* **Task objective**:
Filter the records for lines holding the string "cele".

[Collected data]
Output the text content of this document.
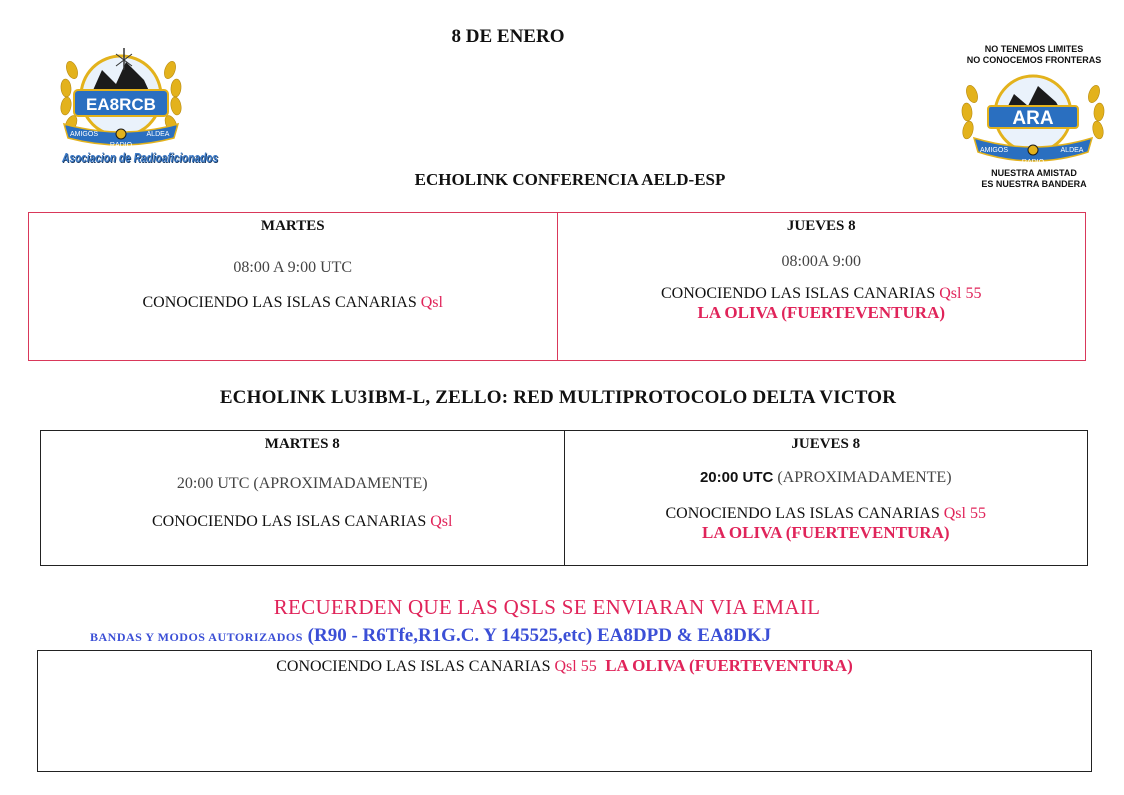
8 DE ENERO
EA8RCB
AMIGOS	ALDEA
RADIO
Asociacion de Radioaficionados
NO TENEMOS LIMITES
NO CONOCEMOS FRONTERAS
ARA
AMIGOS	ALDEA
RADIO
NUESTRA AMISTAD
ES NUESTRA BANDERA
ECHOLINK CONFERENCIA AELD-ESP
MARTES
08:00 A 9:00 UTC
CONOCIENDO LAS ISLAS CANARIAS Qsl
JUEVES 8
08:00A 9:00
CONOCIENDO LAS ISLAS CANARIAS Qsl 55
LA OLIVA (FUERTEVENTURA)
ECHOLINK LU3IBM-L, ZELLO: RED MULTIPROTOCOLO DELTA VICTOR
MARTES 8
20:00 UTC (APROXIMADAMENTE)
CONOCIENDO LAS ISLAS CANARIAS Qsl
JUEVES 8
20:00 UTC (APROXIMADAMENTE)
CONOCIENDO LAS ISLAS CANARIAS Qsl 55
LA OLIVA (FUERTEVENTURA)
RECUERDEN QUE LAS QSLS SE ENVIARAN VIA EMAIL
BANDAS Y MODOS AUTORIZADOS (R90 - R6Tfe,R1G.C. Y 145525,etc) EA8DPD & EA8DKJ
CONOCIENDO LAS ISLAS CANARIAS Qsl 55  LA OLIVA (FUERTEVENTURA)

* * *

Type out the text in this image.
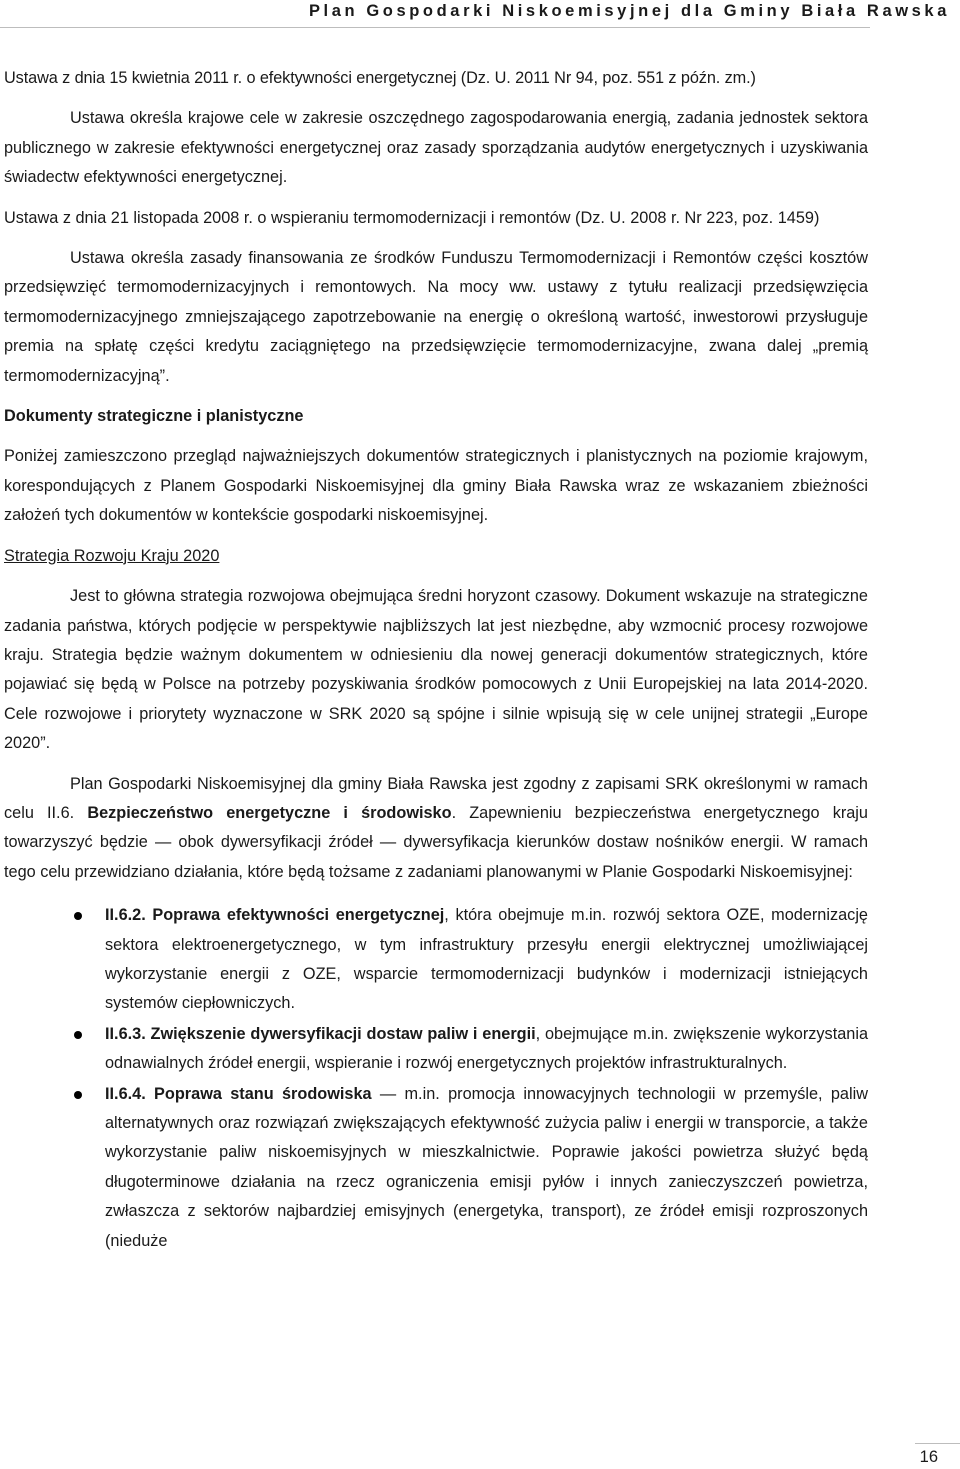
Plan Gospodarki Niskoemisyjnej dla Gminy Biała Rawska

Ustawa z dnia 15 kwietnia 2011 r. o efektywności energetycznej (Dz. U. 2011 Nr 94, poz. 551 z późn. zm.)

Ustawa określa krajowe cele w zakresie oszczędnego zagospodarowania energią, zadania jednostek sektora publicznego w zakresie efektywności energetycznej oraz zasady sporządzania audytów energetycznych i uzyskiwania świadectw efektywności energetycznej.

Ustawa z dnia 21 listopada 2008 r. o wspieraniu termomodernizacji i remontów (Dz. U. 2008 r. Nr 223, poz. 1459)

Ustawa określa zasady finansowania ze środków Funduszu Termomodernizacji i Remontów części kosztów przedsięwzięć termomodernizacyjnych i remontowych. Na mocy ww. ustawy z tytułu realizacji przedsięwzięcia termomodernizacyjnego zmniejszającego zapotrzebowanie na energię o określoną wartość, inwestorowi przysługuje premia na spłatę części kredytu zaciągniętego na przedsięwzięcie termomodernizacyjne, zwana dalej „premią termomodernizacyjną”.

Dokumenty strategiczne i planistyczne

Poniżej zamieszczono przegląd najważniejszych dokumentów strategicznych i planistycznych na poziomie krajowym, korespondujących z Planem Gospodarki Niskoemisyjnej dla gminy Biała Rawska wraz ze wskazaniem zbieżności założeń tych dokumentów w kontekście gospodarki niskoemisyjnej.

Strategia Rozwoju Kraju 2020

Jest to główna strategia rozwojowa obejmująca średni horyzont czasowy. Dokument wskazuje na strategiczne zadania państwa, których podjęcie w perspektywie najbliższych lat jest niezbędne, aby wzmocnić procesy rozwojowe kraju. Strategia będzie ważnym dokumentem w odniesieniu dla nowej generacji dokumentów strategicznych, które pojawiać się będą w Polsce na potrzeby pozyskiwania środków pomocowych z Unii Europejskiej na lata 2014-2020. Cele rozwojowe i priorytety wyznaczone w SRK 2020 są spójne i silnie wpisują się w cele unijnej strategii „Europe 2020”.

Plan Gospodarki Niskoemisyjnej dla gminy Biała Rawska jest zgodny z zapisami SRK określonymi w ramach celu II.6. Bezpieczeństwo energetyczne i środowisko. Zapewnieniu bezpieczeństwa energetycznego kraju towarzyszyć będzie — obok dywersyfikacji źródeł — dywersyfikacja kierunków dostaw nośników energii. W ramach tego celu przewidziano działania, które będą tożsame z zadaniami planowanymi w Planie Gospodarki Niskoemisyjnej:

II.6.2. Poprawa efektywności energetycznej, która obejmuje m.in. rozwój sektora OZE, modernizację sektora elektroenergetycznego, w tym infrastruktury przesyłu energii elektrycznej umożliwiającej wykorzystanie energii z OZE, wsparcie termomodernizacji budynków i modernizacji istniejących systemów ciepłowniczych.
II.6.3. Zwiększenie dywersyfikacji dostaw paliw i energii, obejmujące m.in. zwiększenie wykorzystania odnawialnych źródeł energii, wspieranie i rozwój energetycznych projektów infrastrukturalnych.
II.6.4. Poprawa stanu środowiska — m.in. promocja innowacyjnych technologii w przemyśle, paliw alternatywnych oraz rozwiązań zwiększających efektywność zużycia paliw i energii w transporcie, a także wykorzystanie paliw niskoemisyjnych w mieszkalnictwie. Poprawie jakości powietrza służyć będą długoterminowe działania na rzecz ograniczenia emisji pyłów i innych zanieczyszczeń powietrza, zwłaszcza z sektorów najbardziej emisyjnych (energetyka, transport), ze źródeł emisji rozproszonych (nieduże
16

==

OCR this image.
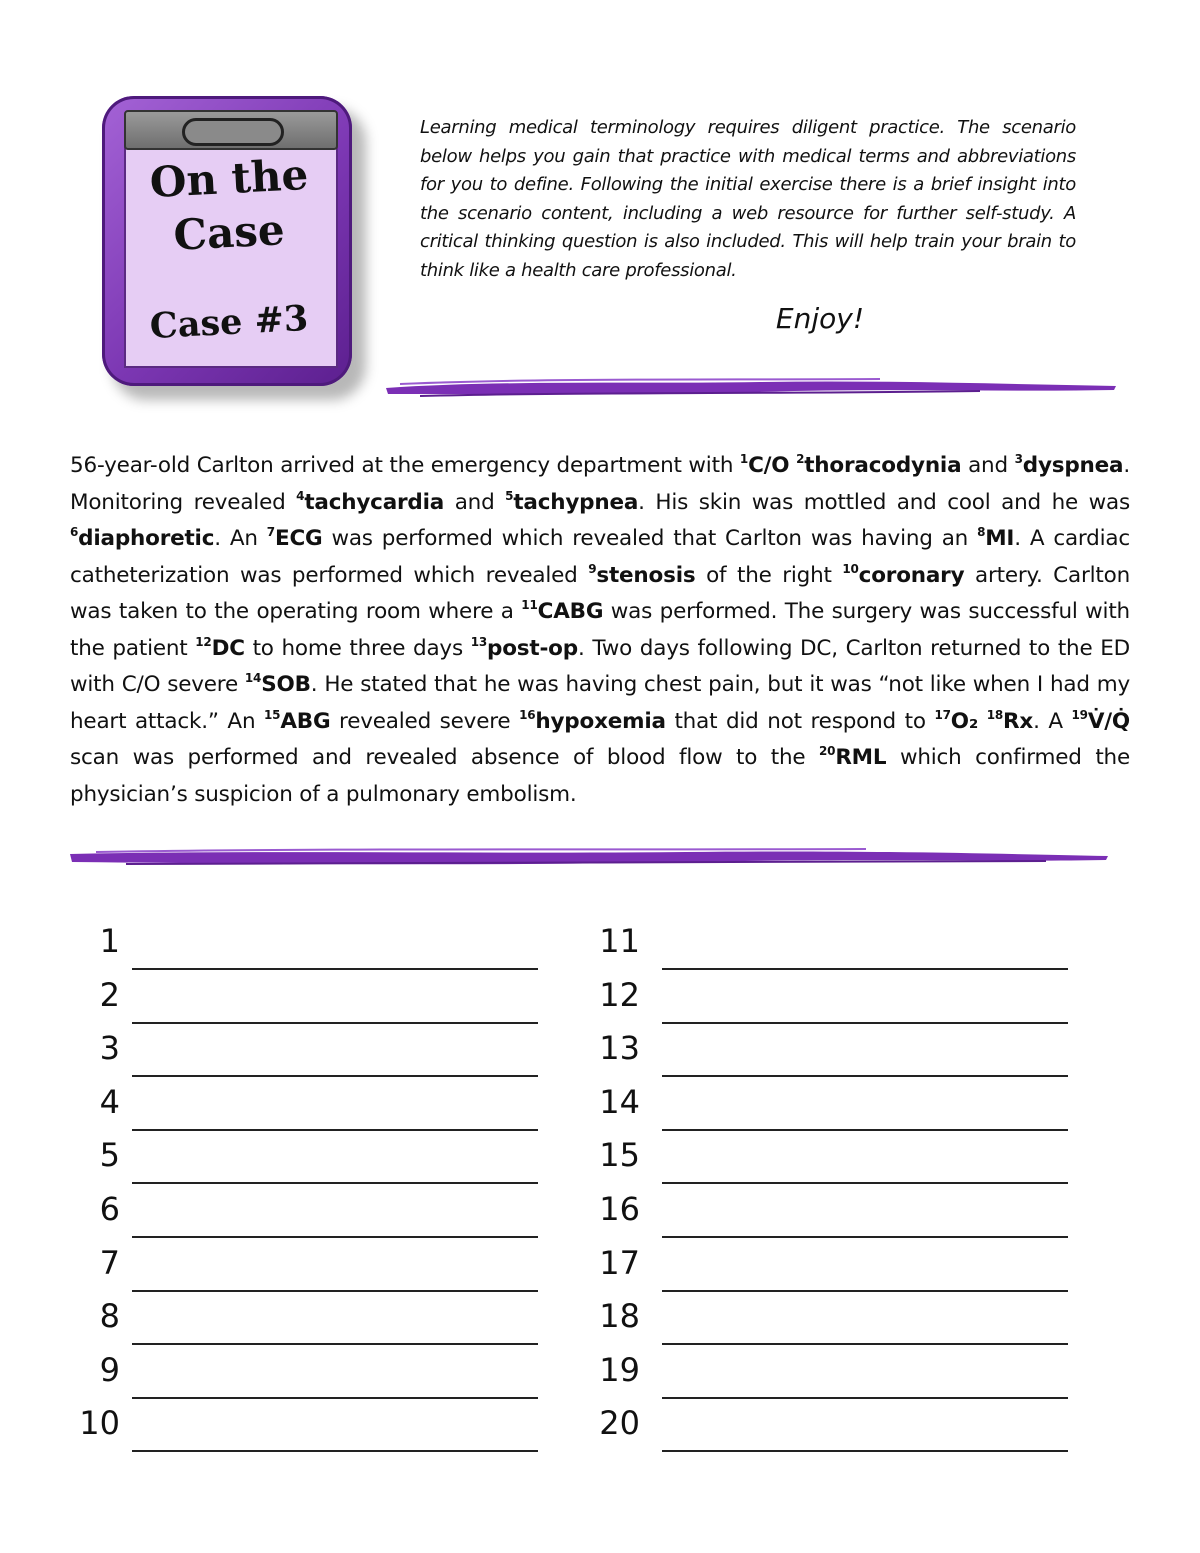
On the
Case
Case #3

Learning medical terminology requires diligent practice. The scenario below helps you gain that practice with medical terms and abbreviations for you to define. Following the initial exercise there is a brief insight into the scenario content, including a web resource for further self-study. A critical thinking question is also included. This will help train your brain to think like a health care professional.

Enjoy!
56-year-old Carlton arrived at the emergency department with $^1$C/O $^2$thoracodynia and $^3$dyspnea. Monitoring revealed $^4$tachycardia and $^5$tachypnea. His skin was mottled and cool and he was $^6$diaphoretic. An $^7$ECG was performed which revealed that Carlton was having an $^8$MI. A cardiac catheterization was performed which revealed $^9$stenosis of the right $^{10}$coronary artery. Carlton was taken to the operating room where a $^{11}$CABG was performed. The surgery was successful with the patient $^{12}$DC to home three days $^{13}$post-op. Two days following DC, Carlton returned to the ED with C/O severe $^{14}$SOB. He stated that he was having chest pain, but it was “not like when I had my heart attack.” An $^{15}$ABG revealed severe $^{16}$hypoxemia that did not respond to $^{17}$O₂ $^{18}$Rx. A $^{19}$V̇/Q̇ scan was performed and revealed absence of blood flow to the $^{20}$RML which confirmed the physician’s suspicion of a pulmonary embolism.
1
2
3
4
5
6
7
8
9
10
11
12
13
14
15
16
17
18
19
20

* **Reply to the task**:
Ustawa określa krajowe cele w zakresie oszczędnego zagospodarowania energią, zadania jednostek sektora publicznego w zakresie efektywności energetycznej oraz zasady sporządzania audytów energetycznych i uzyskiwania świadectw efektywności energetycznej.
Jest to główna strategia rozwojowa obejmująca średni horyzont czasowy. Dokument wskazuje na strategiczne zadania państwa, których podjęcie w perspektywie najbliższych lat jest niezbędne, aby wzmocnić procesy rozwojowe kraju. Strategia będzie ważnym dokumentem w odniesieniu dla nowej generacji dokumentów strategicznych, które pojawiać się będą w Polsce na potrzeby pozyskiwania środków pomocowych z Unii Europejskiej na lata 2014-2020. Cele rozwojowe i priorytety wyznaczone w SRK 2020 są spójne i silnie wpisują się w cele unijnej strategii „Europe 2020”.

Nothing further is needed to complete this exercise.